WHAT YOU NEED TO DO | State how many lines of the entries hold the string "СЛАБОВИДЯЩИМ". Reply with the number alone.

DATA ENTRIES |
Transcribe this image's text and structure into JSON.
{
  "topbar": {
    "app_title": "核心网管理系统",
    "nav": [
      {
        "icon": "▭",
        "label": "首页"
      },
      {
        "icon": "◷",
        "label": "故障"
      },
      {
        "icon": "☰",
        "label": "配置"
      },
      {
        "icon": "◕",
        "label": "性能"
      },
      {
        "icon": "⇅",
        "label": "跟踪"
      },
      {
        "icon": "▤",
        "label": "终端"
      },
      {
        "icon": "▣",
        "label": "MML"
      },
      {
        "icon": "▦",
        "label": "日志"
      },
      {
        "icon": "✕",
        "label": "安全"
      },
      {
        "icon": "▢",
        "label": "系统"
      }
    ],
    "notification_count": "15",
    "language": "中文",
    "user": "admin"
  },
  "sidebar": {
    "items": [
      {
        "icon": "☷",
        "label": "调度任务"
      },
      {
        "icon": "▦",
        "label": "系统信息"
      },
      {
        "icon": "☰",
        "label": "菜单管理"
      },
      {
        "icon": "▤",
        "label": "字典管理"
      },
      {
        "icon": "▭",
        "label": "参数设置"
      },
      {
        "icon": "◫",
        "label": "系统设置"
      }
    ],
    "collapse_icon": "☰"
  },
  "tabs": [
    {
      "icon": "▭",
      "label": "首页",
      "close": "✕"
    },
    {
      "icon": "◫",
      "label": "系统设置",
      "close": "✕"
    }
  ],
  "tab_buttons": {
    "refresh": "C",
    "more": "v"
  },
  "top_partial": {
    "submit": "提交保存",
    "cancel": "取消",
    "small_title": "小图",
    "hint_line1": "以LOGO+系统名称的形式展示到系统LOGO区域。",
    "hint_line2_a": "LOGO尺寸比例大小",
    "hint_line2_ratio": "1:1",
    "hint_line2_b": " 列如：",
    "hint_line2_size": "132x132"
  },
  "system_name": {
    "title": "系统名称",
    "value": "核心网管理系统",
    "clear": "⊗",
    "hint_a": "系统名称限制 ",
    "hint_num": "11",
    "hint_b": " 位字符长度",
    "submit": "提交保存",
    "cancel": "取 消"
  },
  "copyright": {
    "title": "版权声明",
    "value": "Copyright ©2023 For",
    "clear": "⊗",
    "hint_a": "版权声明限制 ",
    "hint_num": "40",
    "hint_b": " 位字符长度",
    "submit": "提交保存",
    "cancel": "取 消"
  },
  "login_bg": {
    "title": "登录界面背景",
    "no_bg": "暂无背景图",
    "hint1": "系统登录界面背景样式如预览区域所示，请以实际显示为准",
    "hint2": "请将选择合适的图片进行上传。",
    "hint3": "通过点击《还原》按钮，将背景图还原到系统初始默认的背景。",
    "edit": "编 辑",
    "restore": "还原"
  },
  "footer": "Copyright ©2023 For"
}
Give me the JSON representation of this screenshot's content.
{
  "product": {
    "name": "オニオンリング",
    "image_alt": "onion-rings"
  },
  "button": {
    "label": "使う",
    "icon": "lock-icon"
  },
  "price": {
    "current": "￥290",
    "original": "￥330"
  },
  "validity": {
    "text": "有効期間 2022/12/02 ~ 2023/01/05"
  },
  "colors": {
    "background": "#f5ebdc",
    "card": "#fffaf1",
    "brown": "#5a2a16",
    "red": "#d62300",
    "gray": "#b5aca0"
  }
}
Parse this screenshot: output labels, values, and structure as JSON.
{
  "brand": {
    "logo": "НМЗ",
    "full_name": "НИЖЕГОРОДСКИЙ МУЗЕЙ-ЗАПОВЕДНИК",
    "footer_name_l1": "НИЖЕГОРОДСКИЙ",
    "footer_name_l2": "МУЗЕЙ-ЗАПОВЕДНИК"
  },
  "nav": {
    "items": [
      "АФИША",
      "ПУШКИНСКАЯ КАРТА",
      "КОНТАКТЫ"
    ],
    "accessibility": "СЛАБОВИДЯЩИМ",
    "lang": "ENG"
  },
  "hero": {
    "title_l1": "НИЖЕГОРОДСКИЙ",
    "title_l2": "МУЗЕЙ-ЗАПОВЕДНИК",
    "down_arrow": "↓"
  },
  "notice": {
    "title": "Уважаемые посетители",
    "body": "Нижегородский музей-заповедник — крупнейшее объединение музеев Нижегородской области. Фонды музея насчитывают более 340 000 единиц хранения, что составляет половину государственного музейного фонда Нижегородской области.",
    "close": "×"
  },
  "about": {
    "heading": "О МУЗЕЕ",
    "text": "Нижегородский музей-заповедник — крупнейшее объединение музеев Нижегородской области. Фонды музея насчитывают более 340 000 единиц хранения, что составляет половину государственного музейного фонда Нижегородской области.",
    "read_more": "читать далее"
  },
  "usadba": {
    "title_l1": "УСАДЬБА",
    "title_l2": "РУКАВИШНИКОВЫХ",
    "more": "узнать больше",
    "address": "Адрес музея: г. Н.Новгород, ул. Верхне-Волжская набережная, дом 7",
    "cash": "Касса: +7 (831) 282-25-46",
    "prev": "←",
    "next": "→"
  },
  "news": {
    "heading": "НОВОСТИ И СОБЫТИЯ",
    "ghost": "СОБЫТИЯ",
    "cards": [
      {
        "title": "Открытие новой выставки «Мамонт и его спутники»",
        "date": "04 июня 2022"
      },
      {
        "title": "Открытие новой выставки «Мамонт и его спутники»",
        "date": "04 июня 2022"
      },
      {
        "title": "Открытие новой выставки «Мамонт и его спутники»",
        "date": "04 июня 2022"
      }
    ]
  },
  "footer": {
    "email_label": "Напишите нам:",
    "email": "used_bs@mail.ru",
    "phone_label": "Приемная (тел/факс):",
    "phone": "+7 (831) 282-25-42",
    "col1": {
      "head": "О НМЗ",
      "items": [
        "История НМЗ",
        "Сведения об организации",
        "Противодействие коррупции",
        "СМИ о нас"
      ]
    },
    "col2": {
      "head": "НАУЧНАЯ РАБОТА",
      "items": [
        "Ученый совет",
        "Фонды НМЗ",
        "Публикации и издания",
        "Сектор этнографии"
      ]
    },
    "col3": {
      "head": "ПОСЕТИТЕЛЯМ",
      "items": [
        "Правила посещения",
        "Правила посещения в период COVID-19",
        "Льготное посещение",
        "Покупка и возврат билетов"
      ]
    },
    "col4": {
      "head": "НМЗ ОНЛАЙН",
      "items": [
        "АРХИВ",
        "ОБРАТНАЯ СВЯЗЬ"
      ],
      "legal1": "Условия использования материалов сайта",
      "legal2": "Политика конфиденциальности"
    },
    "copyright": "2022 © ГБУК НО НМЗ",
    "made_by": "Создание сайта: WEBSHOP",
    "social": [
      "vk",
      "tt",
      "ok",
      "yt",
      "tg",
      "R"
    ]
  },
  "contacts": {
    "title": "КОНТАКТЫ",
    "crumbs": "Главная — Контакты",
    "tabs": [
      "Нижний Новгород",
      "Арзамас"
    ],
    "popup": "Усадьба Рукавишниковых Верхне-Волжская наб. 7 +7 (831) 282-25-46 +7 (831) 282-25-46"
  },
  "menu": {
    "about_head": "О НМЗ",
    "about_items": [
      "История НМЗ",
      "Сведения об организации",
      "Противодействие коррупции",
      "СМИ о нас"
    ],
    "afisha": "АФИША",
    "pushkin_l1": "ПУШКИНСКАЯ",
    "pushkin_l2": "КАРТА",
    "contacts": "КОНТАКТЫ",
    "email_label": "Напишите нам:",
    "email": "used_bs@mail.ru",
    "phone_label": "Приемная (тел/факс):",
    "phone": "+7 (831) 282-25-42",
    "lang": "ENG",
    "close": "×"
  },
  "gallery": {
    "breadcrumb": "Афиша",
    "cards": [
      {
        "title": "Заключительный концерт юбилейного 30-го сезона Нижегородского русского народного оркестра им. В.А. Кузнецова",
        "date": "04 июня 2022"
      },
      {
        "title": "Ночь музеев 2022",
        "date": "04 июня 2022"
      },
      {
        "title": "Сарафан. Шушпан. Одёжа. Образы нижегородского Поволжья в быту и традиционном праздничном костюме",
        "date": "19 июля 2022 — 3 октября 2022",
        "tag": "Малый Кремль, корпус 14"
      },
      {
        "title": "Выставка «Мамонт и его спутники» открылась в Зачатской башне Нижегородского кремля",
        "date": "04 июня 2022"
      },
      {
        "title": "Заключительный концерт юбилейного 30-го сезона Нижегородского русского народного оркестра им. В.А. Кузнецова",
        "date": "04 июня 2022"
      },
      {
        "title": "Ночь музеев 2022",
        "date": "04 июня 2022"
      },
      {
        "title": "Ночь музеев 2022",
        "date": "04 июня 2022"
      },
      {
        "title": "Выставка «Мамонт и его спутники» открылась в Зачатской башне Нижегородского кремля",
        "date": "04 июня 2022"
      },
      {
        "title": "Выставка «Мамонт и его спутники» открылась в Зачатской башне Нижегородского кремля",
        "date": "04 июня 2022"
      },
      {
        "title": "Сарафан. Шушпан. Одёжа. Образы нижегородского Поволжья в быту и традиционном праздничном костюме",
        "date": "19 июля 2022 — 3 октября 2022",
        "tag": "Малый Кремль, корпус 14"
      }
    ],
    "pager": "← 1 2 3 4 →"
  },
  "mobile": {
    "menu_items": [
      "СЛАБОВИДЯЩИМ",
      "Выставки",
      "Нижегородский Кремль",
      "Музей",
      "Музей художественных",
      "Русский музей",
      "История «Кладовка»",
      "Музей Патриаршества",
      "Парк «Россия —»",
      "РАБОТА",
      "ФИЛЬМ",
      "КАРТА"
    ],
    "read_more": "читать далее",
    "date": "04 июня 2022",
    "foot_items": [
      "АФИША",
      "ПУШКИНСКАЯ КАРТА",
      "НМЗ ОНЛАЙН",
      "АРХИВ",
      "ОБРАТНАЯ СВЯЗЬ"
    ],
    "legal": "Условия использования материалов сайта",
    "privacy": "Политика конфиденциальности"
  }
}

WRITTEN RESPONSE | 2